** BEGIN **
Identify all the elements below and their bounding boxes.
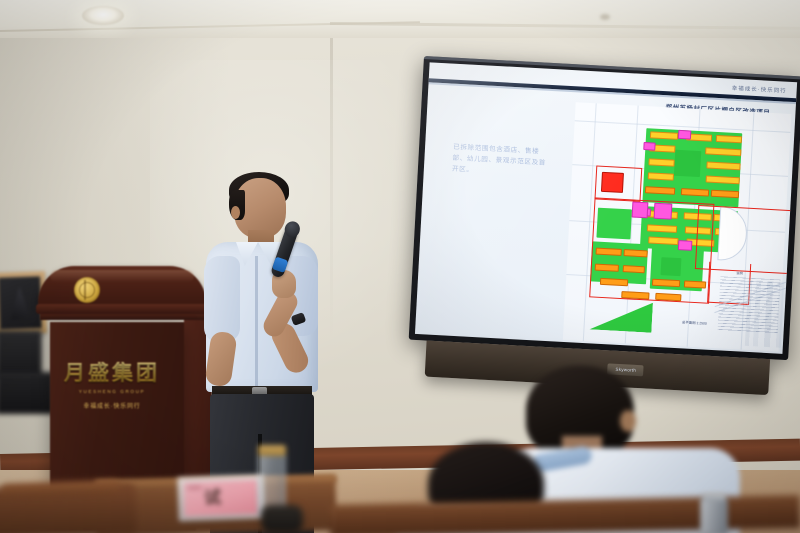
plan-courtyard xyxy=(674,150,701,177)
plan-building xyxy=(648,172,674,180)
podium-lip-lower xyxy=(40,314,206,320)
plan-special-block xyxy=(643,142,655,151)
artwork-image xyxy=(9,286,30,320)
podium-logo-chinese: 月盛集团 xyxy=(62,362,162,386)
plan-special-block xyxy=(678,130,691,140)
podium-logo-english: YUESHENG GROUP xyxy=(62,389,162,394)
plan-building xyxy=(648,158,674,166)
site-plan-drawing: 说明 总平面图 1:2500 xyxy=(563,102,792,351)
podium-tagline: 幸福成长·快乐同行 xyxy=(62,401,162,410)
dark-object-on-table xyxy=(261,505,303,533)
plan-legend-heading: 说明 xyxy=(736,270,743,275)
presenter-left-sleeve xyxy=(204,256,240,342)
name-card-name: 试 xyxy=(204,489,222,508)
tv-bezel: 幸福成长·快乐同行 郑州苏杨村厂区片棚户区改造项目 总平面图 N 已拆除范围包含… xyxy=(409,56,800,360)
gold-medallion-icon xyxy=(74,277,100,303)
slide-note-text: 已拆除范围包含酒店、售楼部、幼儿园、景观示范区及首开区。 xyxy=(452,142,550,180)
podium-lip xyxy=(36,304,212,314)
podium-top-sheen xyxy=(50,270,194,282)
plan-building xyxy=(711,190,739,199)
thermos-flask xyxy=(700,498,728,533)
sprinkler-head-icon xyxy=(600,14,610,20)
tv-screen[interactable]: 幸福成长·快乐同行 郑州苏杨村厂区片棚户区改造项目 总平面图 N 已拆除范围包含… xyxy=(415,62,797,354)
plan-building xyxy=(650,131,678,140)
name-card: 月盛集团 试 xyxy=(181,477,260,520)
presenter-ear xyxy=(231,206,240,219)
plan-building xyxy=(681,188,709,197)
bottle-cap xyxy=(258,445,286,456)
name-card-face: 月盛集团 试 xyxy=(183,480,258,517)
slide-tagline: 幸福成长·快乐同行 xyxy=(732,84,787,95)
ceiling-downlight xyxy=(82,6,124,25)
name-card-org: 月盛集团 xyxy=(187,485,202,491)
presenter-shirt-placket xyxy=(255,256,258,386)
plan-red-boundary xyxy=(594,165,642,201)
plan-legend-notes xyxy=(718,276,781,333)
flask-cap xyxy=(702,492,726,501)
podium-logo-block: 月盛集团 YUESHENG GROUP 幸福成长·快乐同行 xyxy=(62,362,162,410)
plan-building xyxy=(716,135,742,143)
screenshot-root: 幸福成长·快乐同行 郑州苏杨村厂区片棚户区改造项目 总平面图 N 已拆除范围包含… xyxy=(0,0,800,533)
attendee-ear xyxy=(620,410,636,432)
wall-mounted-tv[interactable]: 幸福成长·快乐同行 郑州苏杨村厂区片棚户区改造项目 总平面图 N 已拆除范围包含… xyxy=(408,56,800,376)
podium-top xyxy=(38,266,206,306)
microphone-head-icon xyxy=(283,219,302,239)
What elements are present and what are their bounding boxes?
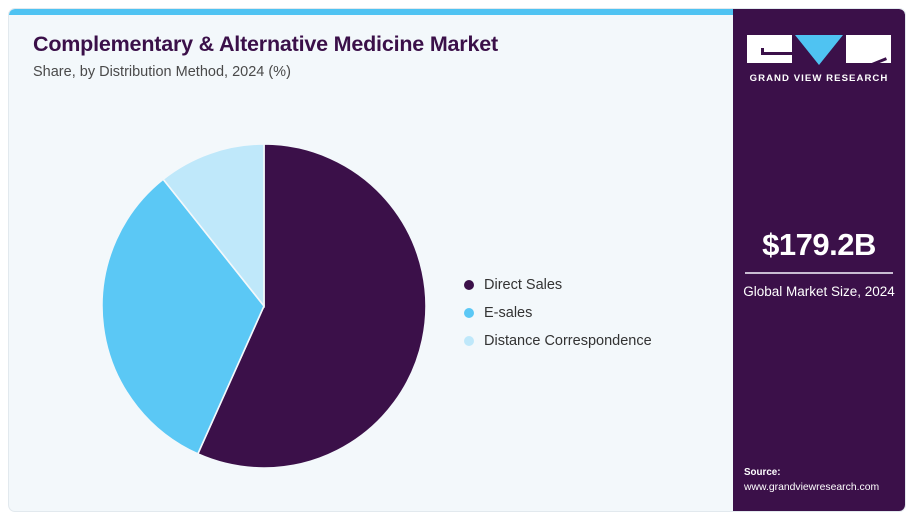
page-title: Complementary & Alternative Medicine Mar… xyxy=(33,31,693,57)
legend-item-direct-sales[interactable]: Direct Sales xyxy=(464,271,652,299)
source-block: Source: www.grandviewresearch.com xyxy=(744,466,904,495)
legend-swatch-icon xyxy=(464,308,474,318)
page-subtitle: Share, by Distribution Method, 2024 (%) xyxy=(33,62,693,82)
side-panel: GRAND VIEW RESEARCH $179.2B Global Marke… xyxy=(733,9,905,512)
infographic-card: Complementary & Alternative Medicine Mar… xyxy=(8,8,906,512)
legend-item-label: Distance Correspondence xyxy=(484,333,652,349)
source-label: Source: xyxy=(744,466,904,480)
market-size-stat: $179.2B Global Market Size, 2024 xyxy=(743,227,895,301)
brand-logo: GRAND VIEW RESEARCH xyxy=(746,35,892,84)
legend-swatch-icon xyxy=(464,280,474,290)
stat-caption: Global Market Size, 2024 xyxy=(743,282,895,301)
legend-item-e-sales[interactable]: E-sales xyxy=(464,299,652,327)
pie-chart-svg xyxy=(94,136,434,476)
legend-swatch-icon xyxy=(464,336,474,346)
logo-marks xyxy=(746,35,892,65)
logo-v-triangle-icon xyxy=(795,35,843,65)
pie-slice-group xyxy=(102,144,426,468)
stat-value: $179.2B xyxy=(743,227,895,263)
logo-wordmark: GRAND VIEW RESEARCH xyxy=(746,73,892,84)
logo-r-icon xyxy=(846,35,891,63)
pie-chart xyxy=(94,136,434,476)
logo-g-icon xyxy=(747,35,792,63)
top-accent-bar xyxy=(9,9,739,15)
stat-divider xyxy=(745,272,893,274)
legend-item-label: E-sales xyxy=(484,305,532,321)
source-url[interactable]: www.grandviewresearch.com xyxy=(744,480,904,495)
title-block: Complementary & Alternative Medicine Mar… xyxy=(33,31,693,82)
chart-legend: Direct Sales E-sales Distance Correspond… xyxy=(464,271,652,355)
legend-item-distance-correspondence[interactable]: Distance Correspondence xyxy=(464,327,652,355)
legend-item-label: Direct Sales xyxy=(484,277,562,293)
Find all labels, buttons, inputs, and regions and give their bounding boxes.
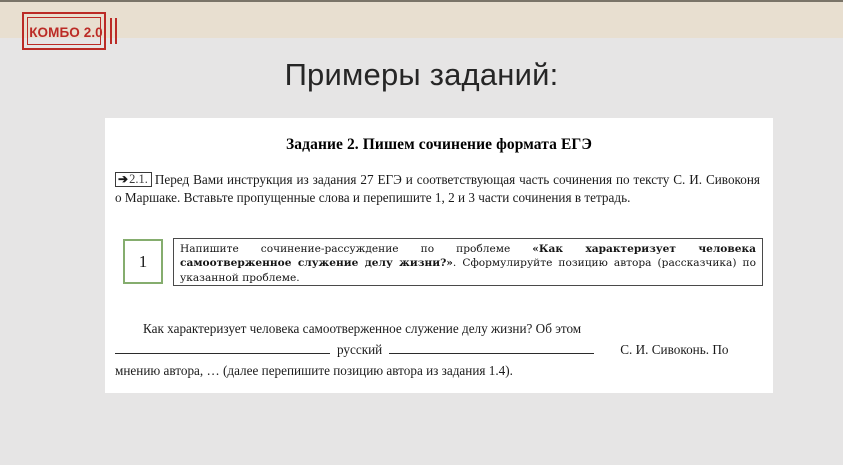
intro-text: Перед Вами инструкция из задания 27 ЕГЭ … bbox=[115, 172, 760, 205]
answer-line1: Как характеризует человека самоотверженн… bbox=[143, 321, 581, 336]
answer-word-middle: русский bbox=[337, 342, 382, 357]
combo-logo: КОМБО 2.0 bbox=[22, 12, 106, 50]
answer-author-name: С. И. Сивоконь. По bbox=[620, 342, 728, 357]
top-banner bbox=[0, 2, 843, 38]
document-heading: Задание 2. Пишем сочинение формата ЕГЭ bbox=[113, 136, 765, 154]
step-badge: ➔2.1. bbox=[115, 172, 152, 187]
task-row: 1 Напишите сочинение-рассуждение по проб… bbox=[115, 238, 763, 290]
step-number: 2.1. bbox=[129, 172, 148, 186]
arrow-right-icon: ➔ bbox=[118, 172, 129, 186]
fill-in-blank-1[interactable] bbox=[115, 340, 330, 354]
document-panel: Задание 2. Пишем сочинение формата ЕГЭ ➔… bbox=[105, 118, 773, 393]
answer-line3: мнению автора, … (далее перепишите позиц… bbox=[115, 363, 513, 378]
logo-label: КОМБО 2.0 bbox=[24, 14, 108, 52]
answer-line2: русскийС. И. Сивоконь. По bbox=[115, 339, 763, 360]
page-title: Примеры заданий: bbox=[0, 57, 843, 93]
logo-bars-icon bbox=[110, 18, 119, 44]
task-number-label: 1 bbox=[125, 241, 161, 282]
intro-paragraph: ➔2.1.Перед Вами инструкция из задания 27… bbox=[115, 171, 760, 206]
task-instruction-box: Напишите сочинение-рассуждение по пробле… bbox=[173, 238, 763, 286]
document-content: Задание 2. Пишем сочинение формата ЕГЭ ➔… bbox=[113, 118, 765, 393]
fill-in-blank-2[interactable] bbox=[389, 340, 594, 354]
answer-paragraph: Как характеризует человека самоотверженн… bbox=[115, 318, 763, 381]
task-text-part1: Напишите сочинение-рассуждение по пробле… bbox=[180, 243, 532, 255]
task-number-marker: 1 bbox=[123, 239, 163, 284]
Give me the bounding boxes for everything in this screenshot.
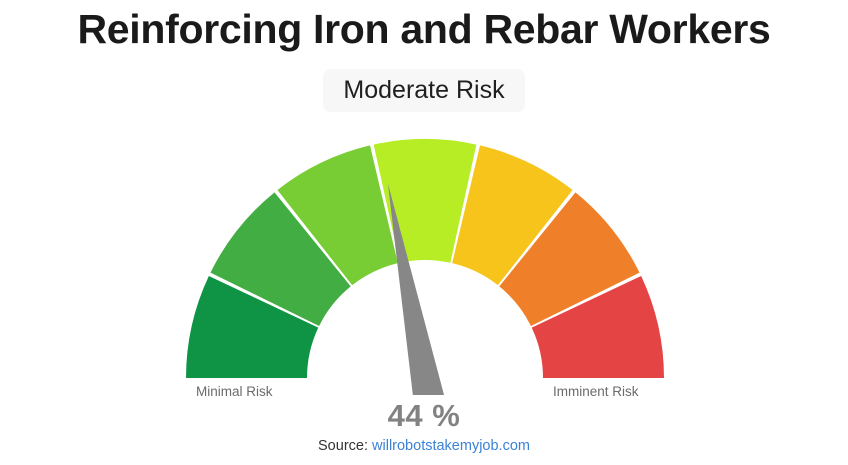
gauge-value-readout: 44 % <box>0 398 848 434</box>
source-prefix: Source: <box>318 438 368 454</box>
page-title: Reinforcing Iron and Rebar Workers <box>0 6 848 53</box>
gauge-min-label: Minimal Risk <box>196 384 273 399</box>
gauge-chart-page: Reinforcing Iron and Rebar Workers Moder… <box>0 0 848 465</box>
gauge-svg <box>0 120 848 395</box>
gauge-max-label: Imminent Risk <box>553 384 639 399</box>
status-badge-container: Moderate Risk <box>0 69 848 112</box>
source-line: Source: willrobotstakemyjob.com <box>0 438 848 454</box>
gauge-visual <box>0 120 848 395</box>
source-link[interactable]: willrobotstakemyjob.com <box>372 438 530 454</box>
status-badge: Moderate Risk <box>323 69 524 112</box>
** END **
• Exercise requirements
Reproduce, character for character, the lines of the listing above, starting at the line that contains "gauge-value-readout: 44 %" and ending with the last line of the listing.

• Correct output
gauge-value-readout: 44 % <box>0 398 848 434</box>
source-prefix: Source: <box>318 438 368 454</box>
page-title: Reinforcing Iron and Rebar Workers <box>0 6 848 53</box>
gauge-min-label: Minimal Risk <box>196 384 273 399</box>
gauge-chart-page: Reinforcing Iron and Rebar Workers Moder… <box>0 0 848 465</box>
gauge-svg <box>0 120 848 395</box>
gauge-max-label: Imminent Risk <box>553 384 639 399</box>
status-badge-container: Moderate Risk <box>0 69 848 112</box>
source-line: Source: willrobotstakemyjob.com <box>0 438 848 454</box>
gauge-visual <box>0 120 848 395</box>
source-link[interactable]: willrobotstakemyjob.com <box>372 438 530 454</box>
status-badge: Moderate Risk <box>323 69 524 112</box>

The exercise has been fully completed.